§ **WHAT YOU NEED TO DO**
Pull every "awards" line out of the data below.

(Dataset entries)
━━━━━━
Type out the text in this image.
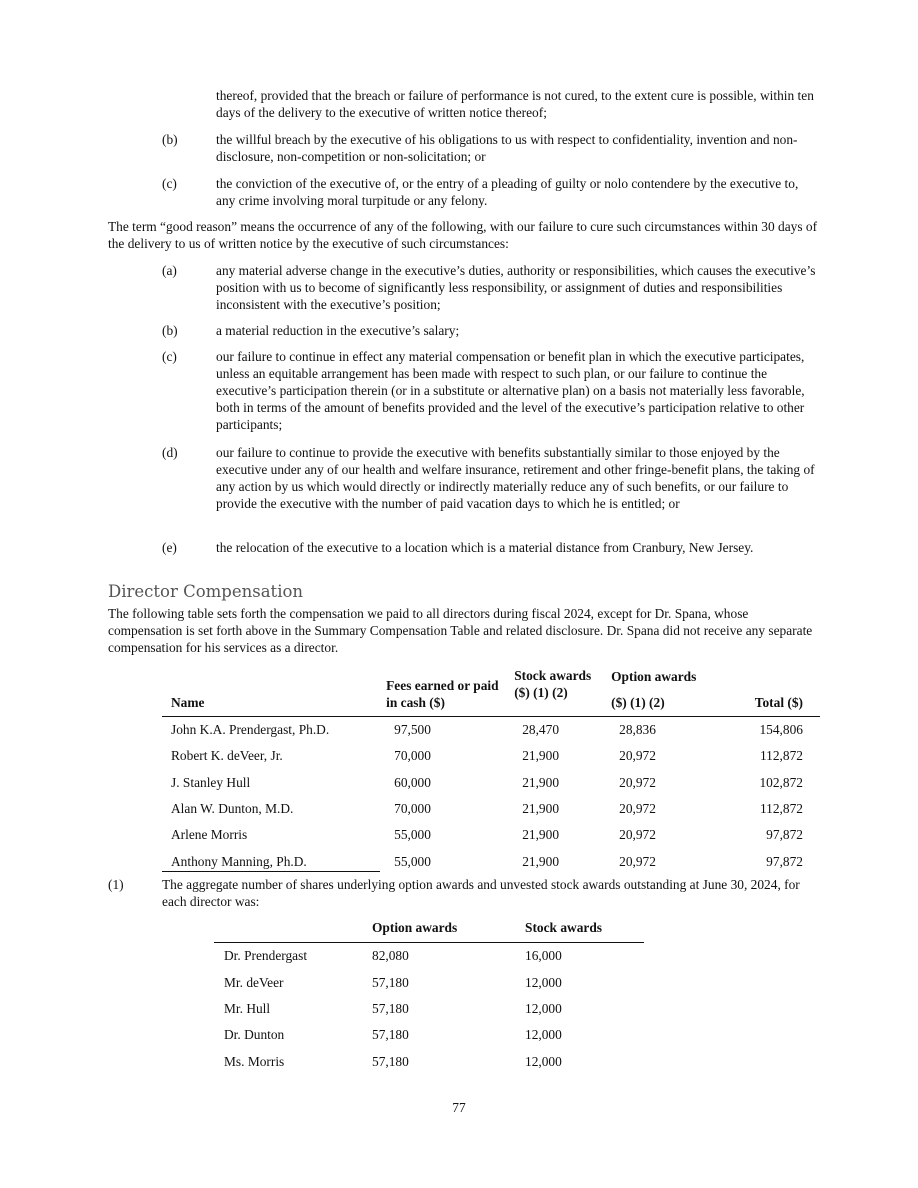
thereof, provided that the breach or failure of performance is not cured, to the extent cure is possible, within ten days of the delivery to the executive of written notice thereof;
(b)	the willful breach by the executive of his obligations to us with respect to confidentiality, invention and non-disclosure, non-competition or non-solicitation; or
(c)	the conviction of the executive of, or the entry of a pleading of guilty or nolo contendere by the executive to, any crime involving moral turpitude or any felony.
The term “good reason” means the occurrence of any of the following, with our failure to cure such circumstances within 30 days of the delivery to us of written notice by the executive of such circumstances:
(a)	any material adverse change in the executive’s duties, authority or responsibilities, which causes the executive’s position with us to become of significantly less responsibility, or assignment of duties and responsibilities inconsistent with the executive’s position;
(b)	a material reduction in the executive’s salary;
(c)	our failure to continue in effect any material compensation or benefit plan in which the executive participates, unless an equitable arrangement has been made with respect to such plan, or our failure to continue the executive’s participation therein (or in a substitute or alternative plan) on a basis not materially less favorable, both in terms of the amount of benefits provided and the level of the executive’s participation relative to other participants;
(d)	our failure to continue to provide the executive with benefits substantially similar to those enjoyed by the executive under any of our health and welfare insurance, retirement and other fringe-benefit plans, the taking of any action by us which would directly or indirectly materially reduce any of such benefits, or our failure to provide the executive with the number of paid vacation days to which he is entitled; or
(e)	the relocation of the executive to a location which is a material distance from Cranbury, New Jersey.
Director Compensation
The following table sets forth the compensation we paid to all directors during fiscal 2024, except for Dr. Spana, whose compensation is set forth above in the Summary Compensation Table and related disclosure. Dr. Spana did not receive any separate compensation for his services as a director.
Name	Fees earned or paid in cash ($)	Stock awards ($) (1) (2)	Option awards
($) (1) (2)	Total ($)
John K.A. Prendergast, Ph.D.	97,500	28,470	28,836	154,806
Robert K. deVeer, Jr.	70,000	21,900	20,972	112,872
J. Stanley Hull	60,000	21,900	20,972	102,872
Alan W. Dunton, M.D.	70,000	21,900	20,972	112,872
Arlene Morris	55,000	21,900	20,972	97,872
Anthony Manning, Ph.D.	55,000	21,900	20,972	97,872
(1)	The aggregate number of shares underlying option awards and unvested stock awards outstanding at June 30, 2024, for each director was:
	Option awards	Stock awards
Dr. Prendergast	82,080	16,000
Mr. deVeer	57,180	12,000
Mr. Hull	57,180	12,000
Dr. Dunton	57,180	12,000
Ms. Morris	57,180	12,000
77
━━━━━━
§ **RESULT BELOW**
Name	Fees earned or paid in cash ($)	Stock awards ($) (1) (2)	Option awards
(1)	The aggregate number of shares underlying option awards and unvested stock awards outstanding at June 30, 2024, for each director was:
	Option awards	Stock awards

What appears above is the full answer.